The task:
Extract every line from the records below that contains the word "screenshot".

== Information supplied ==

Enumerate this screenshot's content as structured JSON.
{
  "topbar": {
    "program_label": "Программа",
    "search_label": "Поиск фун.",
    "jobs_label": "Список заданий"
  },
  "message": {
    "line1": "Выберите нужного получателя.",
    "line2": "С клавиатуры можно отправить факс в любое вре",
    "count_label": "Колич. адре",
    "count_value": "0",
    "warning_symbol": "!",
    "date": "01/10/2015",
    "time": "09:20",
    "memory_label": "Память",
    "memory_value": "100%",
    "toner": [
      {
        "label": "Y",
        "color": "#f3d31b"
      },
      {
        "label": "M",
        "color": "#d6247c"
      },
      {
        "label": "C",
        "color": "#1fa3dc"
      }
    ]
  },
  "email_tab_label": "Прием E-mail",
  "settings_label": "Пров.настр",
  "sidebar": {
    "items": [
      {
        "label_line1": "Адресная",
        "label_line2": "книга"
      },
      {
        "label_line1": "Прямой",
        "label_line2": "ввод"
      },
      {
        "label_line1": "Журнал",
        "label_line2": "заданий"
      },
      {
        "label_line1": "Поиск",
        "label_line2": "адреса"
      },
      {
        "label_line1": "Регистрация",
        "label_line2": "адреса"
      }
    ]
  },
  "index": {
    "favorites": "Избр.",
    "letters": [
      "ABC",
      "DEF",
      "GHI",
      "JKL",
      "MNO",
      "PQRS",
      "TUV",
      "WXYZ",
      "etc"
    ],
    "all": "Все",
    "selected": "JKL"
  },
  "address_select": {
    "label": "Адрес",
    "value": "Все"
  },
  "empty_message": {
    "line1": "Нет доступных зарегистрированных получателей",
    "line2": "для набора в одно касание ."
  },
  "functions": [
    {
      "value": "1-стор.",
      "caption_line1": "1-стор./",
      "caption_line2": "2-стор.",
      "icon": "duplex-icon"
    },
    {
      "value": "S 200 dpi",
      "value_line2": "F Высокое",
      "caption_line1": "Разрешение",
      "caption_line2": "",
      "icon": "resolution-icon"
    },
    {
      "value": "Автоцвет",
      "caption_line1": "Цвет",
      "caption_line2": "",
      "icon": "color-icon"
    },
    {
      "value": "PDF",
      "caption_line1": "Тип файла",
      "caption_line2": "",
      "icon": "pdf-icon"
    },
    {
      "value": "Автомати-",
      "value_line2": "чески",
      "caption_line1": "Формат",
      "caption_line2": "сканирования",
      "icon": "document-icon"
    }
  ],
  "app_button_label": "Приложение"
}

===
== Information supplied ==

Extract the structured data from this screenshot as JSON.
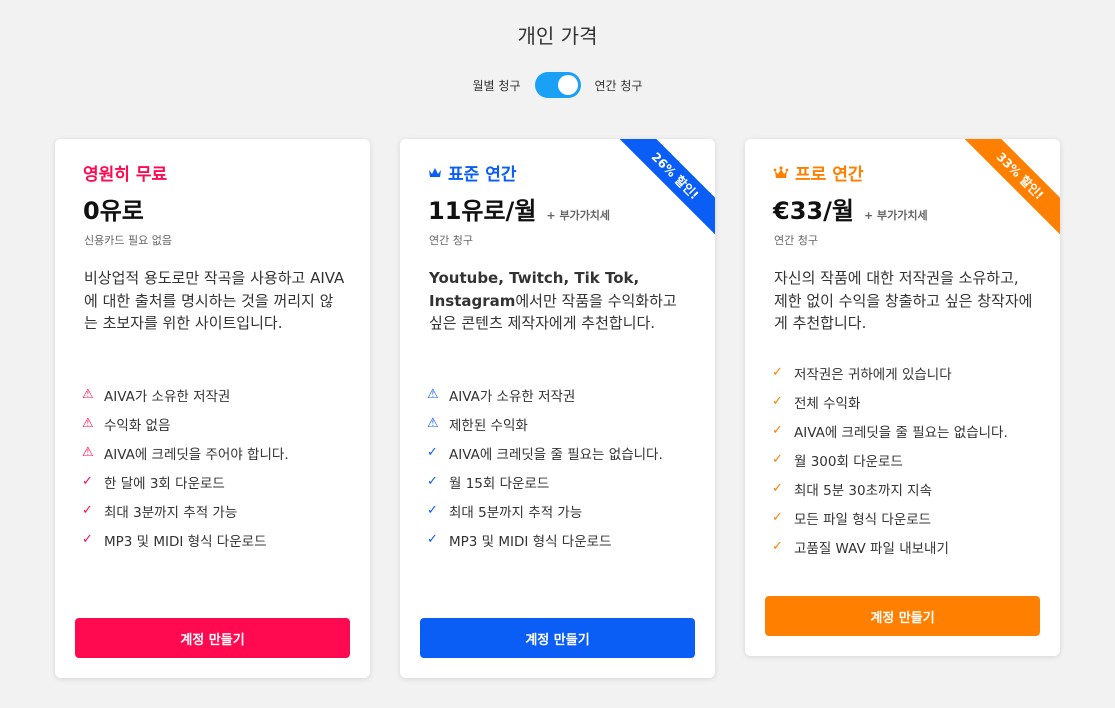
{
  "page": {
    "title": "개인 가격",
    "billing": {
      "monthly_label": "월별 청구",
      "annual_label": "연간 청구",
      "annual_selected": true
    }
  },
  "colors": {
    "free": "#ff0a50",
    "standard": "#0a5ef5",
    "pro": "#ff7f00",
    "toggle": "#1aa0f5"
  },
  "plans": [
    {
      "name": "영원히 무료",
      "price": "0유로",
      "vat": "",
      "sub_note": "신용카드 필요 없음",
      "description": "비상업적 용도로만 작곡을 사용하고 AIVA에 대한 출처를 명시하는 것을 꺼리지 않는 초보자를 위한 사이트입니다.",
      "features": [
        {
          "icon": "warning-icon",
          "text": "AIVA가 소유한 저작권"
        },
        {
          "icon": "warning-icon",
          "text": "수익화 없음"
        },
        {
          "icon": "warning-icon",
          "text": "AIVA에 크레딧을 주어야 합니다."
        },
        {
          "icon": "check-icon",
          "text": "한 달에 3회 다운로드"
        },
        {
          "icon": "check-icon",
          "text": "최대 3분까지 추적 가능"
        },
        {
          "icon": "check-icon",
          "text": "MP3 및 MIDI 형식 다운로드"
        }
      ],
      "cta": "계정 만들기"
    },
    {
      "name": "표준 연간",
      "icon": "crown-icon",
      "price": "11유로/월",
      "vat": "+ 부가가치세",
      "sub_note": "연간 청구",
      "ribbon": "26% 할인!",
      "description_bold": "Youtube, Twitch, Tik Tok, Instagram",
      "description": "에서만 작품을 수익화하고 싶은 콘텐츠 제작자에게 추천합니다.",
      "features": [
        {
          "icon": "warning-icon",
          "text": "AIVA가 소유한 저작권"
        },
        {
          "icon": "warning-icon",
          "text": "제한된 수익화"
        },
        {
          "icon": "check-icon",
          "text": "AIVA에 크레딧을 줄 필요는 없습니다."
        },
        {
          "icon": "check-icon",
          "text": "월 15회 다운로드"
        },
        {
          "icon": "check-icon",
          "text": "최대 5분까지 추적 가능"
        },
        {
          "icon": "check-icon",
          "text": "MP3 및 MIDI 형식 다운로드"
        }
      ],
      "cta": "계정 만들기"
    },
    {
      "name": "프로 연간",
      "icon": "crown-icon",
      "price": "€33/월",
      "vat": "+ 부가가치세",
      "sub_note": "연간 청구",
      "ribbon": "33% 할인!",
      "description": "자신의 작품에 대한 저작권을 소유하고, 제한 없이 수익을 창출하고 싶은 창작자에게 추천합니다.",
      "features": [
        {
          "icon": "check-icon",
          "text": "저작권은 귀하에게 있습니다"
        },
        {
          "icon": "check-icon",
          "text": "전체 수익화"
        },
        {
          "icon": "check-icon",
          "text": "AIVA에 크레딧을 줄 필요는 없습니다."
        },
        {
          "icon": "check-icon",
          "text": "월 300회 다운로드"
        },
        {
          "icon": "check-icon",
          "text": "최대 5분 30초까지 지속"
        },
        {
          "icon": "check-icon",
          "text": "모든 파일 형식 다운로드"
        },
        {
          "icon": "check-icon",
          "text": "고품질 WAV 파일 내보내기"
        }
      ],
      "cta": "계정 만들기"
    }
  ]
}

===

Final result:
Enumerate this screenshot's content as structured JSON.
Extract the structured data from this screenshot as JSON.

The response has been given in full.